Develop, adapt and maintain computational health economic models

• 1: Template module
• 2: Provide end users with a simple and consistent syntax for using model modules
• 3: Author and share model modules
• 3.1: Authoring model data structures
• 3.2: Authoring model algorithms
• 3.3: Dissemating citable, documented and quality assured model module libraries
• 4: Partially automate maintenance of a modelling project's website

1 - Template module

library(ready4) 

Motivation

A potentially attractive approach to modelling complex health systems is to begin with a relatively simple computational model and to progressively extend its scope and sophistication. Such an approach could be described as “modular” if it is possible to readily combine multiple discrete modelling projects (potentially developed by different modelling teams) that each independently describe distinct aspects of the system being modelled.

Implementation

The ready4 facilitates modular model development by supplying a template module that enables model developers to avail of the encapsulation and inheritance features of Object Oriented Programming (OOP). The ready4 framework uses two of R’s systems for implementing OOP - S3 and S4. An in-depth explanation of R’s different class system is beyond the scope of this article, but is explored in Hadley Wickham’s Advanced R handbook. However, it is useful to know some very high level information about S3 and S4 classes:

• S4 classes are frequently said to be “formal”, “strict” or “rigorous”. The elements of an S4 class are called slots and the type of data that each slot is allowed to contain is specified in the class definition. An S4 class can be comprised of slots that contain different types of data (e.g. a slot that contains a character vector and another slot that contains tabular data).

• S3 classes are often described as “simple”, “informal” and “flexible”. S3 objects attach an attribute label to base type objects (e.g. a character vector, a data.frame, a list), which in turn is used to work out what methods should be applied to the class.

★ ★ ★ ★

_JOBS_
• A. In the page on ready4 health economic modelling above, condense the paragraph beginning "A potentially attractive approach to modelling complex health systems" into a shorter version that keeps its main facts.
• B. From the ready4 modelling page, reproduce word for word the part that opens with the words containing "library(ready4)" and closes with "system being modelled.".
• C. Extend the page on ready4 health economic modelling beyond its final sentence, keeping its subject and style.

_EXCERPTED DATA_
★ ★ ★ ★

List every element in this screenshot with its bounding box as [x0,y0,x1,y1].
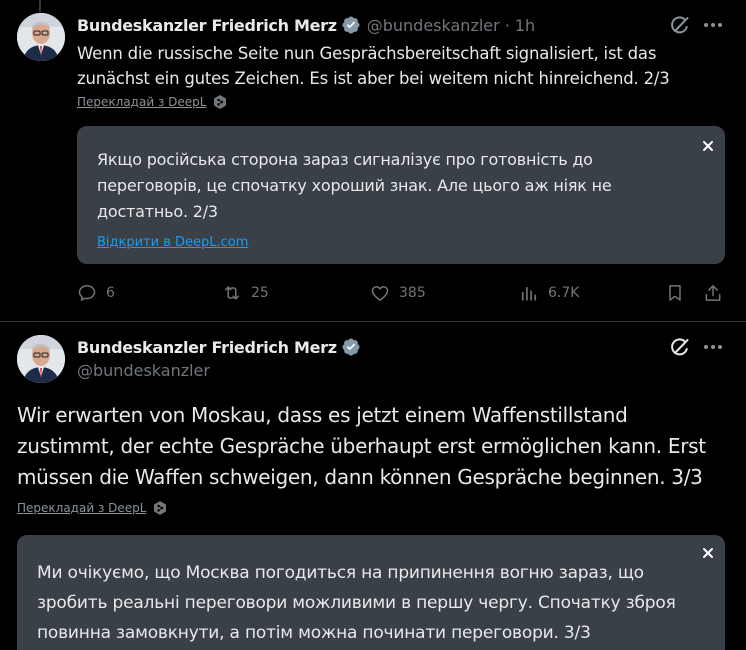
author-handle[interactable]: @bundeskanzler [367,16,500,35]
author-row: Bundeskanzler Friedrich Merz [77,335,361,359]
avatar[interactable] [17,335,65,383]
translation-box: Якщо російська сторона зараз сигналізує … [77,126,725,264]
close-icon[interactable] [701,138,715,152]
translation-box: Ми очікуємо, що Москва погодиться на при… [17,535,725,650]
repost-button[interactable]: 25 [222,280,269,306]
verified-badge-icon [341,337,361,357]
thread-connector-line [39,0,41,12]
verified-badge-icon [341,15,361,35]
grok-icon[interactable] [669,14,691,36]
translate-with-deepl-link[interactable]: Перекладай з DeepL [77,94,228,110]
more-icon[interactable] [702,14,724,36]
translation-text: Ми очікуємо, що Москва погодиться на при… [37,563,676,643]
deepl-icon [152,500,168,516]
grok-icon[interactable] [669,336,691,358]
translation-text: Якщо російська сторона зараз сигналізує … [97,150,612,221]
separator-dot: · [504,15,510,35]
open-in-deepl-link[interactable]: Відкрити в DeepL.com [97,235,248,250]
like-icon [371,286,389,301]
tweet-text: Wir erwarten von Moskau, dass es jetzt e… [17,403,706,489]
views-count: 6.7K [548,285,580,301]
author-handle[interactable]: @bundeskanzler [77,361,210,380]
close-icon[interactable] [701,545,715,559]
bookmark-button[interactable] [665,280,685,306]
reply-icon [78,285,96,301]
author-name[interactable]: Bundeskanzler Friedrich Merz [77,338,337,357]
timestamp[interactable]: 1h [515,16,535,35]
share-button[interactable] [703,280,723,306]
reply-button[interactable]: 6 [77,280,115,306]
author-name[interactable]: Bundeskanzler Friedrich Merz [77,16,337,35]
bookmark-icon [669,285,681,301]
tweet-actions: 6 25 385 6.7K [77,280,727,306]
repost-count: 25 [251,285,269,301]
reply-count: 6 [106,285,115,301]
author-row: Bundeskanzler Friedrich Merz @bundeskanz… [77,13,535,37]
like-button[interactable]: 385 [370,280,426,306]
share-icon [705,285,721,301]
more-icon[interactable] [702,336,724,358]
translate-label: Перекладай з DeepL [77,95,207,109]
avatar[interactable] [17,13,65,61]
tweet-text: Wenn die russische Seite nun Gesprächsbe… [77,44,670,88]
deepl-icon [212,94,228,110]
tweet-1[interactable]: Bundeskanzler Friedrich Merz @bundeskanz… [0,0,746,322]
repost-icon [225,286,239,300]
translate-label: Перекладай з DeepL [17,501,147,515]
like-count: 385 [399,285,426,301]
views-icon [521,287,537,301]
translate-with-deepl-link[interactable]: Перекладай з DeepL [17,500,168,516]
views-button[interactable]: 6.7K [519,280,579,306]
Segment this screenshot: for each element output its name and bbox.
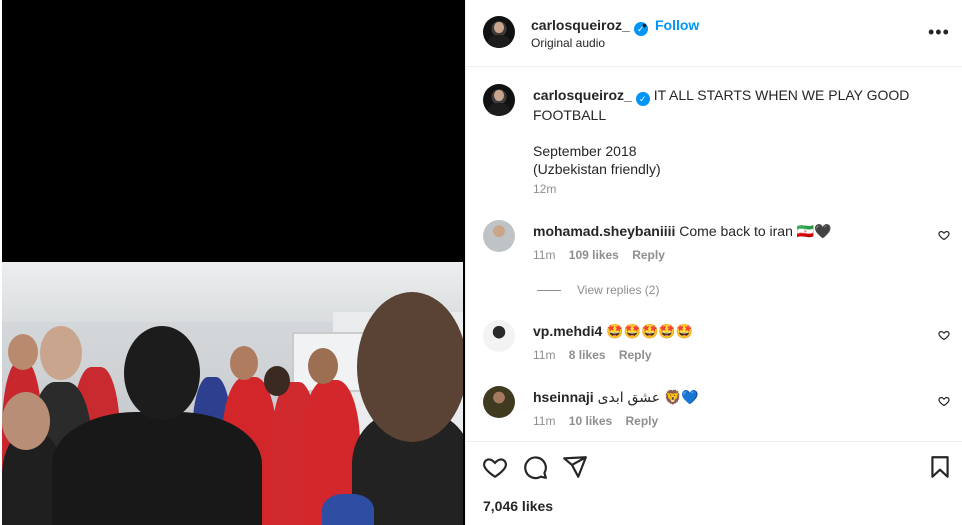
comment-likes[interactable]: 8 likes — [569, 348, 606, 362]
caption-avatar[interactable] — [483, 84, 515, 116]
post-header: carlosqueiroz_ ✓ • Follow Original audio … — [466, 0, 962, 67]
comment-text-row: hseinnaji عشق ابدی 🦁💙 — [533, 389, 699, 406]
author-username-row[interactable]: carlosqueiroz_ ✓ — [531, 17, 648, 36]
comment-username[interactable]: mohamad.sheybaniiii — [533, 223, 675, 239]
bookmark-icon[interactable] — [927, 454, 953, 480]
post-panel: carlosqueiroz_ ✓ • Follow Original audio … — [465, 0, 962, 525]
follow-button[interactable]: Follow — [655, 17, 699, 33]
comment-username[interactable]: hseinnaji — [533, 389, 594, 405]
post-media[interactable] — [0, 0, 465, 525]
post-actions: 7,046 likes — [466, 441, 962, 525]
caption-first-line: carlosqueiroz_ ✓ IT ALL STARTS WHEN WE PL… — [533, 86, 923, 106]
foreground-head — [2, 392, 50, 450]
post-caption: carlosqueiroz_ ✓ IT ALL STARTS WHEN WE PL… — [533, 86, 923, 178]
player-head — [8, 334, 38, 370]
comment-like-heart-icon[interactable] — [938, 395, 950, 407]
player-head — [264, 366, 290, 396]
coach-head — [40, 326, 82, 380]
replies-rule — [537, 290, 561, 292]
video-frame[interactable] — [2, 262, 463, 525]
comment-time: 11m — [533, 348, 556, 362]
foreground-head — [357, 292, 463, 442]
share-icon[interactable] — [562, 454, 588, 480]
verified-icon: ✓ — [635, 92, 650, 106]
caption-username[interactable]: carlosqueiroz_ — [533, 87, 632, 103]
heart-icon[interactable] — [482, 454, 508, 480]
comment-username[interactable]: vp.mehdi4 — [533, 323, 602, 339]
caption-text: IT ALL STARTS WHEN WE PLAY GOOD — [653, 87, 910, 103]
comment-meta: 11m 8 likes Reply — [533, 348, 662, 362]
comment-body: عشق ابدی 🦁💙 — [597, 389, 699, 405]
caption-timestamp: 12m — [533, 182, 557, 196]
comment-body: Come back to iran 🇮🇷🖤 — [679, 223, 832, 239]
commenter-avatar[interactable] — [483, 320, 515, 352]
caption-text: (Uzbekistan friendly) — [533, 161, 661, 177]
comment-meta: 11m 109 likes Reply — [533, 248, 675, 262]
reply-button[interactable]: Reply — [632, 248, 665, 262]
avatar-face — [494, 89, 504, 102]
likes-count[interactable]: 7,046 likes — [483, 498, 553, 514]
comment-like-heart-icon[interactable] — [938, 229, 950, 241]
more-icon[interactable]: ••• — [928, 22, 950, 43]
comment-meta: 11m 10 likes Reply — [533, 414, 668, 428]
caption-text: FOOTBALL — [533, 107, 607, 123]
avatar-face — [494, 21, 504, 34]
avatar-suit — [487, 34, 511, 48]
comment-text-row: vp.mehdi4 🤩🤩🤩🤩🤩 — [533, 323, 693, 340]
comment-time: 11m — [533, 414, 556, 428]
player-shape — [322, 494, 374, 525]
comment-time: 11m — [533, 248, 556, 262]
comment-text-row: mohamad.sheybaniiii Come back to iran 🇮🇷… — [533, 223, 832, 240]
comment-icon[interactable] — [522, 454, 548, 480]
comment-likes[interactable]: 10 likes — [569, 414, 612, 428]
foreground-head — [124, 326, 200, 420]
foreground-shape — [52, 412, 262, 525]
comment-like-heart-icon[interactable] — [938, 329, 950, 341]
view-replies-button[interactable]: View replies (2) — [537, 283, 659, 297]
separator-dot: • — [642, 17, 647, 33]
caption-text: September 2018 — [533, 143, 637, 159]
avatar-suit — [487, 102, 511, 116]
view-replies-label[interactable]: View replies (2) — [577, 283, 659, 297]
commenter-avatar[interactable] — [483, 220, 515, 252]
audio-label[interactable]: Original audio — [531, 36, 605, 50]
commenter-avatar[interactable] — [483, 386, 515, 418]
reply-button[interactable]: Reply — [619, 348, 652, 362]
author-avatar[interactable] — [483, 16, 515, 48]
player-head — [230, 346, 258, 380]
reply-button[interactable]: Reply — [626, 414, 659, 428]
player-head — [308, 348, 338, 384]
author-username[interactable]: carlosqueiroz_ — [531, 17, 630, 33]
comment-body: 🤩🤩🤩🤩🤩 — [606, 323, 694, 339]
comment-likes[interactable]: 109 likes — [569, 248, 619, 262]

★ ★ ★ ★

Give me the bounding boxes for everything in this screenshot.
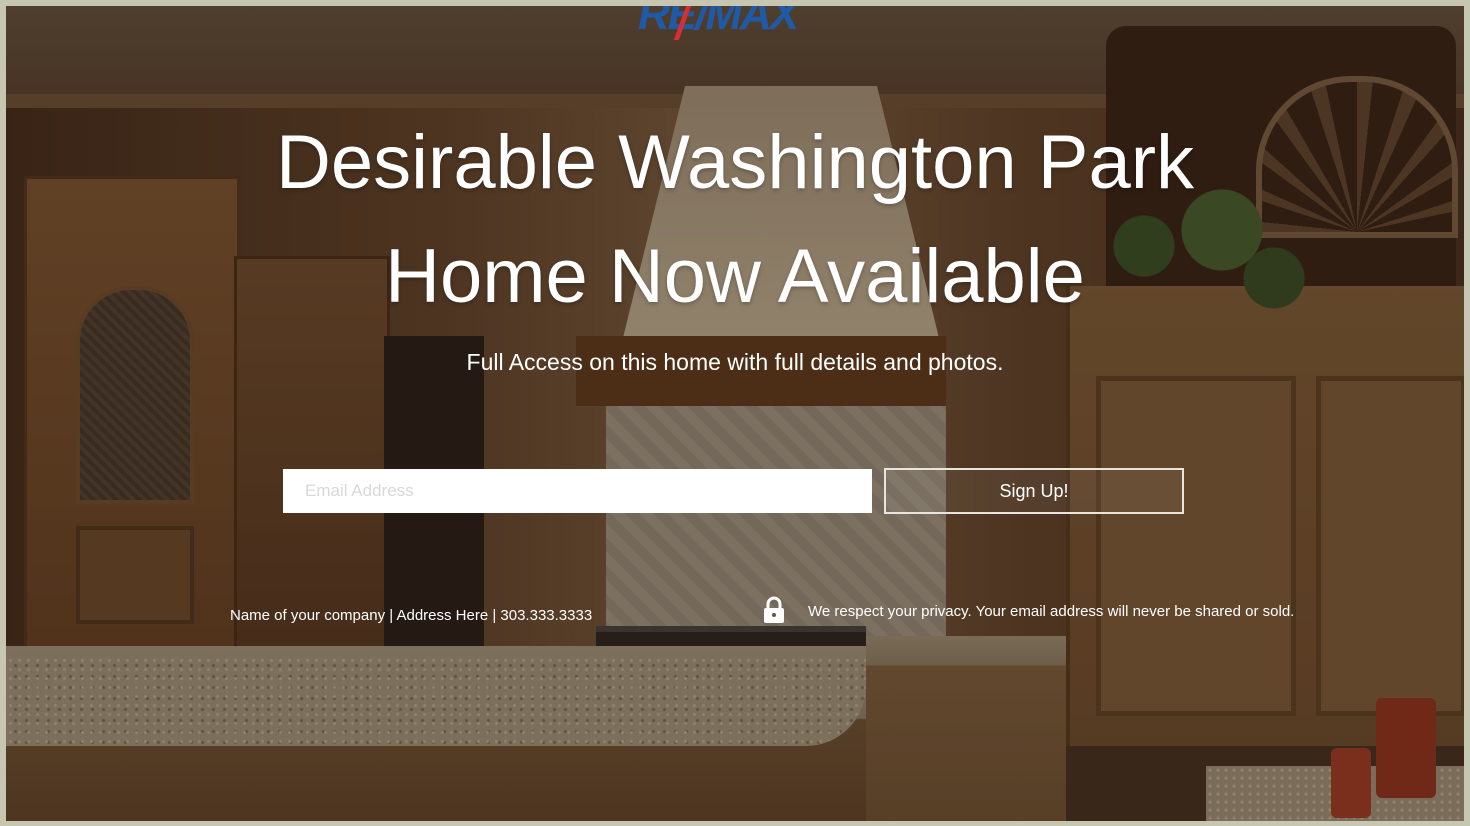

★ ★ ★ ★

_OUTPUTS_
• A. One way to model complex health systems is to start with a fairly simple computational model and gradually broaden its scope and sophistication. This approach is "modular" if several separate modelling projects can be readily combined. Different teams may build these projects, and each independently describes a distinct aspect of the modelled system.

• B.
library(ready4) 

Motivation

A potentially attractive approach to modelling complex health systems is to begin with a relatively simple computational model and to progressively extend its scope and sophistication. Such an approach could be described as “modular” if it is possible to readily combine multiple discrete modelling projects (potentially developed by different modelling teams) that each independently describe distinct aspects of the system being modelled.

• C.
Use

ready4 Model Modules

As we use the term, a “model module” is comprised of both a data-structure (an S4 class) and the algorithms (or “methods”) that are associated with that data-structure. Model modules can be created from a template - the ready4 package’s Ready4Module class.

We can create an object (X) from the Ready4Module template using the following command.

X <- Ready4Module()

However, if we inspect X we can see it is of limited use as it contains no data other than an empty element called dissemination_1L_chr.

str(X)
#> Formal class 'Ready4Module' [package "ready4"] with 1 slot
#>   ..@ dissemination_1L_chr: chr NA

The Ready4Module class is therefore not intended to be called directly. Instead, the purpose of Ready4Module is to be the parent class of other model modules. Prototype tools for authoring modules from this template are described here.

ready4 Model Sub-modules

In ready4, S3 classes are principally used to help define the structural properties of slots (elements) of model modules and the methods that can be applied to these slots. S3 classes created for these purposes are called sub-modules.

2 - Provide end users with a simple and consistent syntax for using model modules

library(ready4) 

Motivation

Transparency is one of the underpinning principles of ethical modelling practice. One way to improve the transparency of computational health economic models is to ensure that the programs implementing model analyses can be meaningfully inspected by readers with different levels of technical expertise. Even non-technical readers should be able to follow the high-level logic implemented by model algorithms. If multiple analysis programs are written using a common simplified syntax then reviewers of those programs need to contend with relatively fewer new concepts.

Implementation

ready4 provides a simple syntax that can be consistently applied to attach algorithms (methods) to model modules. It does so by taking advantage of the abstraction and polymorphism features of Object Oriented Programing and R’s use of generic functions. Generic functions don’t implement algorithms themselves - their most salient features are a name and a high level description of the type of task that any method associated with that generic should perform. Whenever a developer creates a method for classes that use R’s S4 and S3 systems (the types used for model modules and sub-modules), they can associate that method with a generic that has a description that is a good match for the algorithm being implemented.

Use

ready4 includes a number of core generic functions which describe the main types of method to be implemented by model modules. These generics correspond exactly to the “core”, “slot” and “extended” commands described in another article.

Notably, the ready4 package does not associate any core or extended methods with the Ready4Module template module. Instead, model developers need to decide which core and extended generics they associate with the modules they derive from the Ready4Module template. This decision is typically made when authoring the methods associated with model modules.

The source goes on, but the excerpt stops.